§ PROBLEM REQUIREMENTS
Copy each line of the material below that includes the string "Petroleum".

§ SUPPLIED ENTRIES
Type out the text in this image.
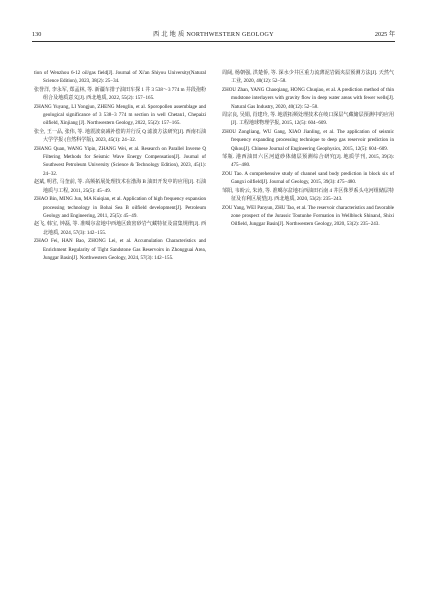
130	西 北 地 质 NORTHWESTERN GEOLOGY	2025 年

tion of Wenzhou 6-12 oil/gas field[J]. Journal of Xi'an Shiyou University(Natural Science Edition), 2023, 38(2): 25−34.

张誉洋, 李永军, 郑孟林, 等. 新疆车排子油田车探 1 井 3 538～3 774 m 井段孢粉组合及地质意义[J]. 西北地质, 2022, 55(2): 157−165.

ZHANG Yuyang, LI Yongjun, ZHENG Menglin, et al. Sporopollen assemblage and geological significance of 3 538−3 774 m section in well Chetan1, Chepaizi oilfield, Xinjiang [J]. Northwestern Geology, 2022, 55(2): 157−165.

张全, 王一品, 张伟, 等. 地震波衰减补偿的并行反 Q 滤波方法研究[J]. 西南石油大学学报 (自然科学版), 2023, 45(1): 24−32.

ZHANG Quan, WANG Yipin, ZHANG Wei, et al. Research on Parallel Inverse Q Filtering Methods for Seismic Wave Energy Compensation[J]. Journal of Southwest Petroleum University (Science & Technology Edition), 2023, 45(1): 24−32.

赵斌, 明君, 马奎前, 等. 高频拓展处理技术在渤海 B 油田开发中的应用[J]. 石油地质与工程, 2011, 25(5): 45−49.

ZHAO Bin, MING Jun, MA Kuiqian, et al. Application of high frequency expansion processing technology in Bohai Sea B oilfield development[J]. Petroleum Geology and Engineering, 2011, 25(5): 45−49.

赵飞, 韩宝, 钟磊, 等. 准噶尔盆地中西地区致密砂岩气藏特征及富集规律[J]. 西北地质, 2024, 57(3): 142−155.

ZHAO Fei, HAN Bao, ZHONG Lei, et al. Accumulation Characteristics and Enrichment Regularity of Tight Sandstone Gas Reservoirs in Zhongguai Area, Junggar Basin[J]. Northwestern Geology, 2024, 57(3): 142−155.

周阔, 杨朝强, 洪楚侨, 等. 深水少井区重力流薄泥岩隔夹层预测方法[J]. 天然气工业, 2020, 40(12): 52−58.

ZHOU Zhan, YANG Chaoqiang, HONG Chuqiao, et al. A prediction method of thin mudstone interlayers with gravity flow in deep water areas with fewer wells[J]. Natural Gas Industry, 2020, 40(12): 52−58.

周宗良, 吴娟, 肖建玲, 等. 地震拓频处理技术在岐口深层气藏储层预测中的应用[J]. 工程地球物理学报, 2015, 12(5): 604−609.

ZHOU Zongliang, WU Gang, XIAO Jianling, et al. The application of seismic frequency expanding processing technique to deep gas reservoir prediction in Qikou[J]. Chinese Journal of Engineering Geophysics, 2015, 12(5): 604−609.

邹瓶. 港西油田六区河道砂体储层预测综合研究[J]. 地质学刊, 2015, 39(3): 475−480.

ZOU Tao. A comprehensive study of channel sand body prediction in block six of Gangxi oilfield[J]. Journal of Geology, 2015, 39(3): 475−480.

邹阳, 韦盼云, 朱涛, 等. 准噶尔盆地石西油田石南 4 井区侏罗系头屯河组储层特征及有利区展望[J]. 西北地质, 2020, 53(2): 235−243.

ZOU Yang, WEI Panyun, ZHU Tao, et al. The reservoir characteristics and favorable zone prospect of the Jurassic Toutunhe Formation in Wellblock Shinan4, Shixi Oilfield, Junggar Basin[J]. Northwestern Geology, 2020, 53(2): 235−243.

==

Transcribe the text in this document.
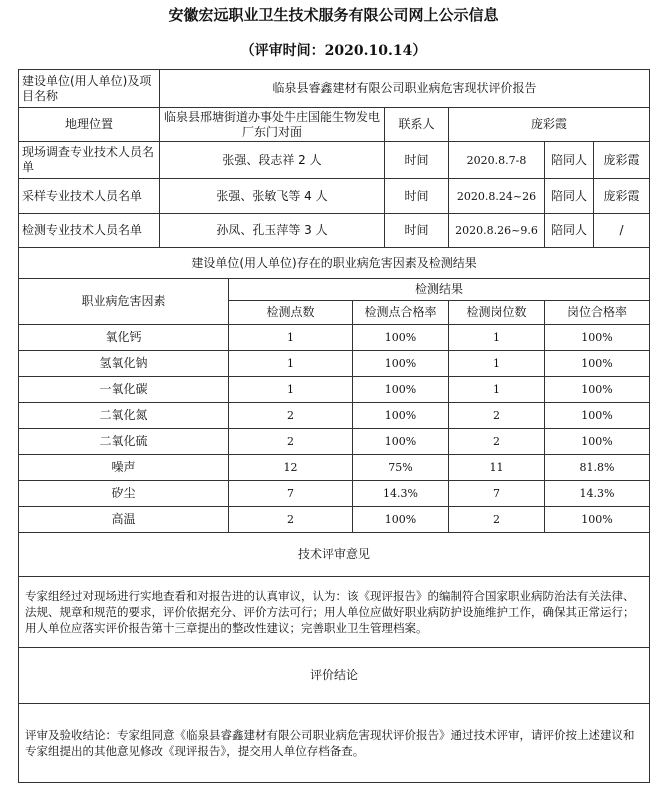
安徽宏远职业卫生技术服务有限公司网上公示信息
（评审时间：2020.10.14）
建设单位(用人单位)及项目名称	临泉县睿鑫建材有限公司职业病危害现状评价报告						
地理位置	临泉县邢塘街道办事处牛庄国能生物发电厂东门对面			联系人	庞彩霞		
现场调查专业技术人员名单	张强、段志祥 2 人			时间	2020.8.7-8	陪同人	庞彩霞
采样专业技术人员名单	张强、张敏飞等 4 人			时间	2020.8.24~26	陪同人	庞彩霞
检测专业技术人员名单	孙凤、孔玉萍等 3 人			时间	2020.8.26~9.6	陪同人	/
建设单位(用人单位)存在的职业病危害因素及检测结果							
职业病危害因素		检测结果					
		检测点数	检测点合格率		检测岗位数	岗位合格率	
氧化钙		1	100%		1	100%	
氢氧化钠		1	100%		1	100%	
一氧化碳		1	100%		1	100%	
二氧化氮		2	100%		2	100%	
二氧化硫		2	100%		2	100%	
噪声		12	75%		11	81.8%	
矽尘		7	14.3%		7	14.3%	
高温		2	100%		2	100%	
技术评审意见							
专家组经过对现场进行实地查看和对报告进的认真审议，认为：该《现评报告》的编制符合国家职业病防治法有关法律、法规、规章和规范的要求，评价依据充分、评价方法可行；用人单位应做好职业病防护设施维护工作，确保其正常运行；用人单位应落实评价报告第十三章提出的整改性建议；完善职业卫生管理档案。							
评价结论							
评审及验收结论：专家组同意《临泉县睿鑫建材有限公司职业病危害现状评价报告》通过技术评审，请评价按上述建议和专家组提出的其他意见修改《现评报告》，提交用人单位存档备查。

* * *

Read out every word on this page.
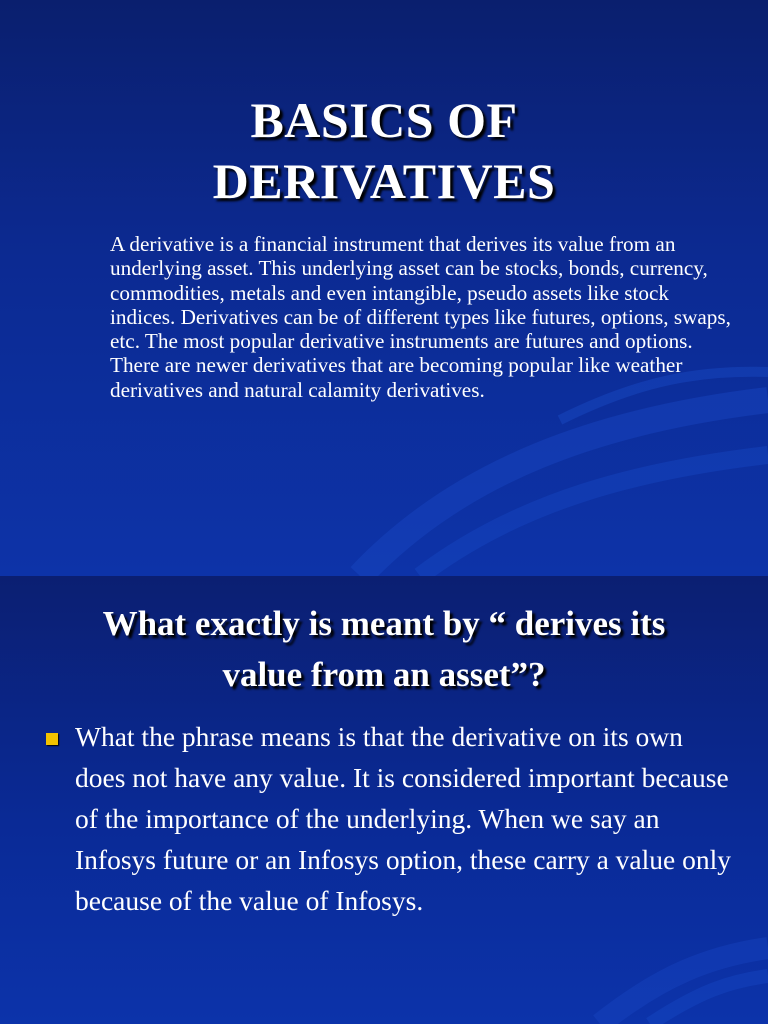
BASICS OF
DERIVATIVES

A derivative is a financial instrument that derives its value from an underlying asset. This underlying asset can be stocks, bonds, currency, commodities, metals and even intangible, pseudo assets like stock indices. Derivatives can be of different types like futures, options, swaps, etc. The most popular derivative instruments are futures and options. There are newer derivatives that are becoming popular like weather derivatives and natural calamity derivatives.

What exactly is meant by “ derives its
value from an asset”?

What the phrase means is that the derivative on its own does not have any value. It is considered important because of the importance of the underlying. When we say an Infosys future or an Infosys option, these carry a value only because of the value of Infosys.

§ ANSWER FOR THE TASK
ZHANG Quan, WANG Yipin, ZHANG Wei, et al. Research on Parallel Inverse Q Filtering Methods for Seismic Wave Energy Compensation[J]. Journal of Southwest Petroleum University (Science & Technology Edition), 2023, 45(1): 24−32.
ZHAO Bin, MING Jun, MA Kuiqian, et al. Application of high frequency expansion processing technology in Bohai Sea B oilfield development[J]. Petroleum Geology and Engineering, 2011, 25(5): 45−49.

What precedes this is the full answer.